====== DATA SUPPLIED ======

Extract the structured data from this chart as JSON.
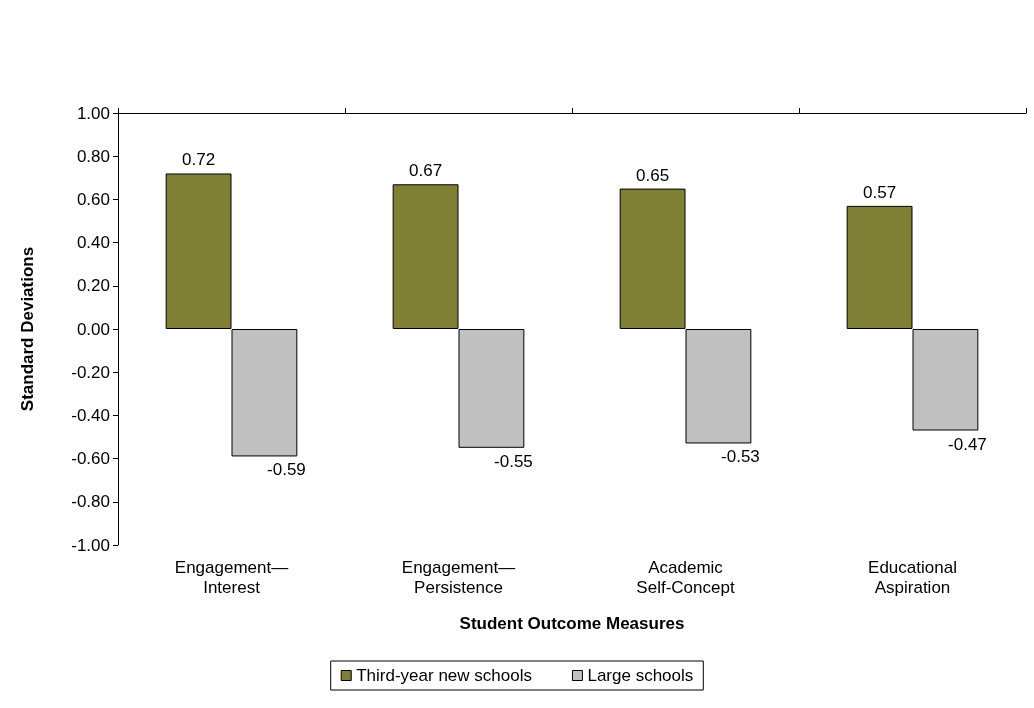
{
  "chart_data": {
    "type": "bar",
    "xlabel": "Student Outcome Measures",
    "ylabel": "Standard Deviations",
    "categories": [
      "Engagement—\nInterest",
      "Engagement—\nPersistence",
      "Academic\nSelf-Concept",
      "Educational\nAspiration"
    ],
    "series": [
      {
        "name": "Third-year new schools",
        "color": "#7f7f35",
        "values": [
          0.72,
          0.67,
          0.65,
          0.57
        ]
      },
      {
        "name": "Large schools",
        "color": "#c0c0c0",
        "values": [
          -0.59,
          -0.55,
          -0.53,
          -0.47
        ]
      }
    ],
    "ylim": [
      -1,
      1
    ],
    "yticks": [
      {
        "value": -1,
        "label": "-1.00"
      },
      {
        "value": -0.8,
        "label": "-0.80"
      },
      {
        "value": -0.6,
        "label": "-0.60"
      },
      {
        "value": -0.4,
        "label": "-0.40"
      },
      {
        "value": -0.2,
        "label": "-0.20"
      },
      {
        "value": 0,
        "label": "0.00"
      },
      {
        "value": 0.2,
        "label": "0.20"
      },
      {
        "value": 0.4,
        "label": "0.40"
      },
      {
        "value": 0.6,
        "label": "0.60"
      },
      {
        "value": 0.8,
        "label": "0.80"
      },
      {
        "value": 1,
        "label": "1.00"
      }
    ],
    "data_labels": true,
    "grid": false,
    "legend": "bottom"
  }
}
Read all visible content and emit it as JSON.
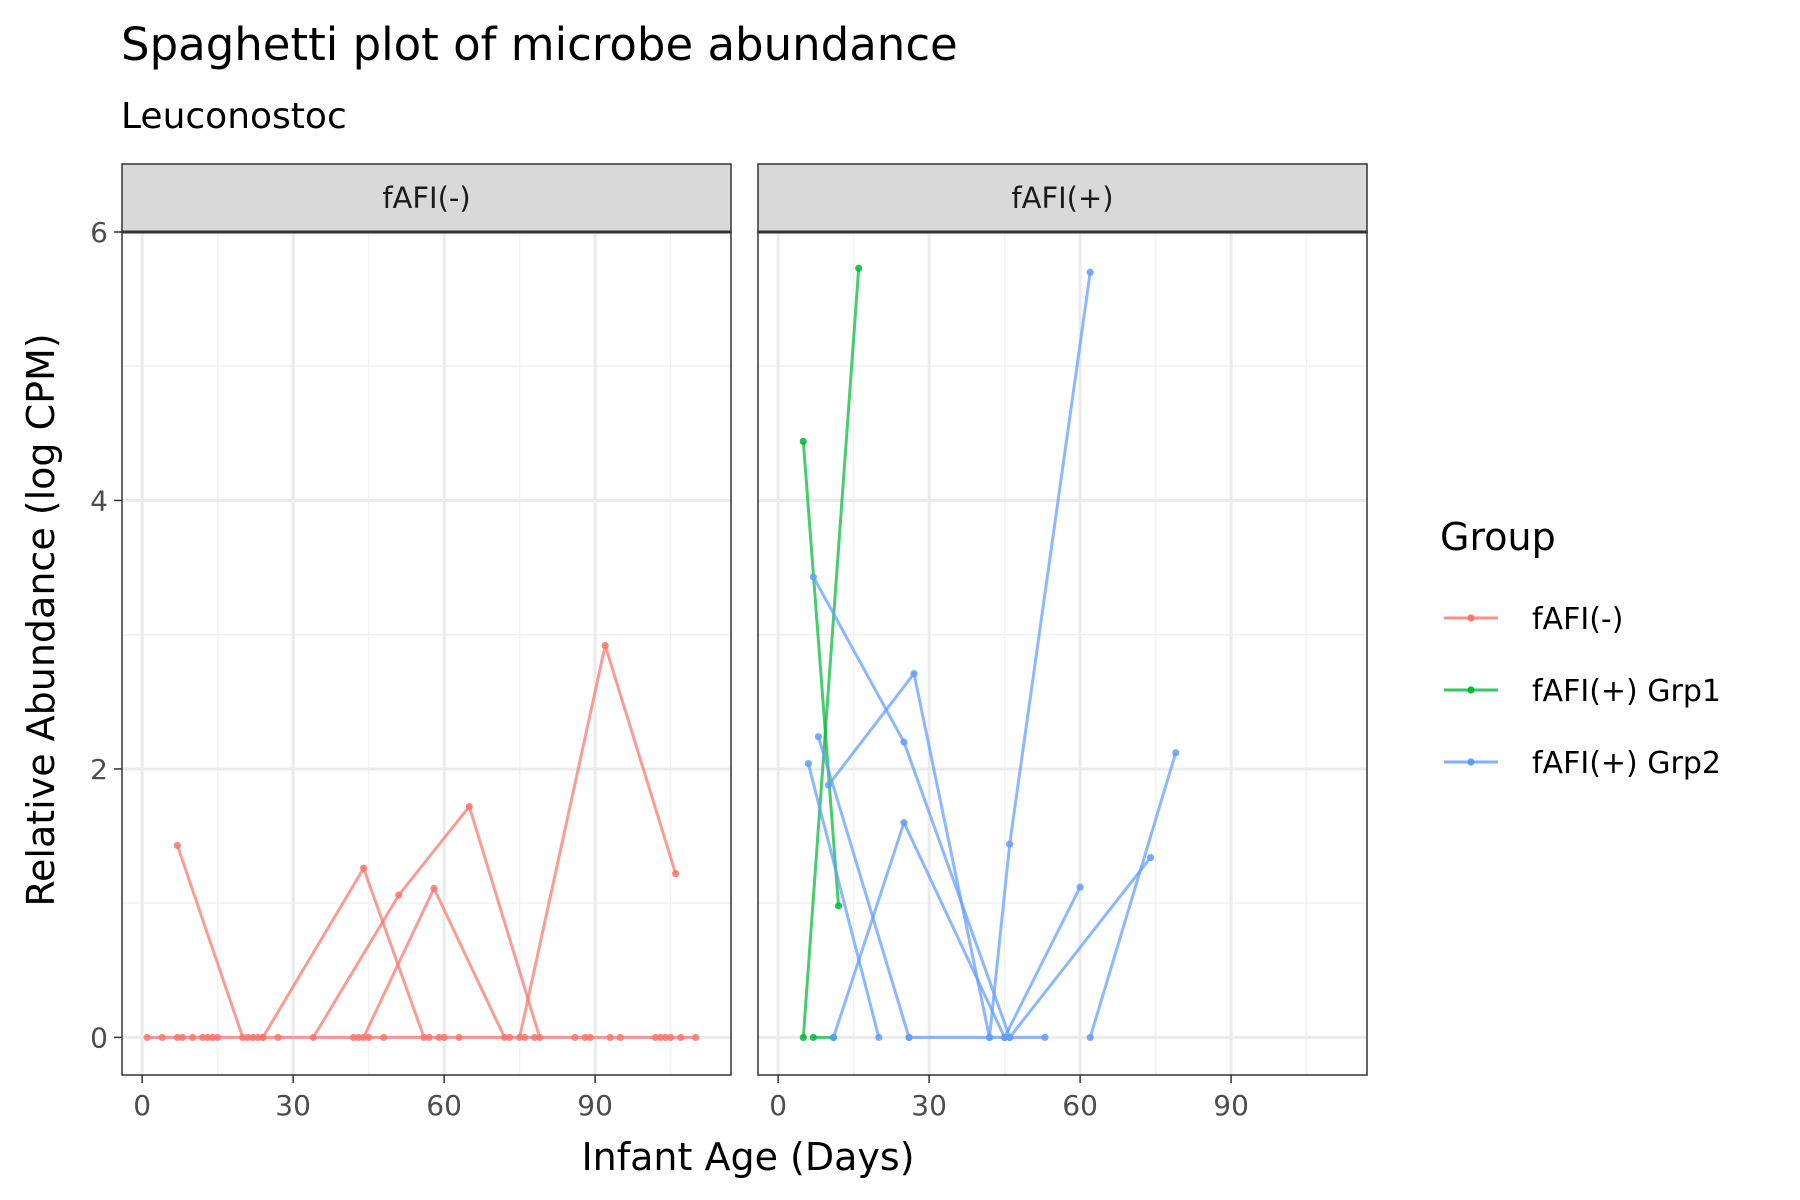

======

TASK TO COMPLETE:
All records above are to be printed exactly, minus the pictures they contain.

RESULT:
Extract the structured data from this chart as JSON.
{
  "chart_data": {
    "type": "bar",
    "xlabel": "Student Outcome Measures",
    "ylabel": "Standard Deviations",
    "categories": [
      "Engagement—\nInterest",
      "Engagement—\nPersistence",
      "Academic\nSelf-Concept",
      "Educational\nAspiration"
    ],
    "series": [
      {
        "name": "Third-year new schools",
        "color": "#7f7f35",
        "values": [
          0.72,
          0.67,
          0.65,
          0.57
        ]
      },
      {
        "name": "Large schools",
        "color": "#c0c0c0",
        "values": [
          -0.59,
          -0.55,
          -0.53,
          -0.47
        ]
      }
    ],
    "ylim": [
      -1,
      1
    ],
    "yticks": [
      {
        "value": -1,
        "label": "-1.00"
      },
      {
        "value": -0.8,
        "label": "-0.80"
      },
      {
        "value": -0.6,
        "label": "-0.60"
      },
      {
        "value": -0.4,
        "label": "-0.40"
      },
      {
        "value": -0.2,
        "label": "-0.20"
      },
      {
        "value": 0,
        "label": "0.00"
      },
      {
        "value": 0.2,
        "label": "0.20"
      },
      {
        "value": 0.4,
        "label": "0.40"
      },
      {
        "value": 0.6,
        "label": "0.60"
      },
      {
        "value": 0.8,
        "label": "0.80"
      },
      {
        "value": 1,
        "label": "1.00"
      }
    ],
    "data_labels": true,
    "grid": false,
    "legend": "bottom"
  }
}
Read all visible content and emit it as JSON.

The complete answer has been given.